> **Required work**:
Copy out all lines that carry the word "another".

> **Material supplied**:
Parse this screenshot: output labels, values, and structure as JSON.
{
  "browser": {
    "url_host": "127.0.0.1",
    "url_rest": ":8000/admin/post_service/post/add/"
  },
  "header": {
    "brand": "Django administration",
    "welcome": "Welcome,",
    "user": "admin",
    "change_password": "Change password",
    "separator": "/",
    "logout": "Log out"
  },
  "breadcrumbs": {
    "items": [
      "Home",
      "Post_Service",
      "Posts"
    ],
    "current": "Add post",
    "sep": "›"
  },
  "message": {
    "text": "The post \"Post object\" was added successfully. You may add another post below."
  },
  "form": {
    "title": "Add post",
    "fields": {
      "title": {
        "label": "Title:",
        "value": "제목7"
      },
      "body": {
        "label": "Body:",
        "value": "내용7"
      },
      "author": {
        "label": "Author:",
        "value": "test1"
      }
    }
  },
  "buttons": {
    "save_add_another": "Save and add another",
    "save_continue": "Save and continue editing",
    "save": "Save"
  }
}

> **Expected answer**:
    "text": "The post \"Post object\" was added successfully. You may add another post below."
    "save_add_another": "Save and add another",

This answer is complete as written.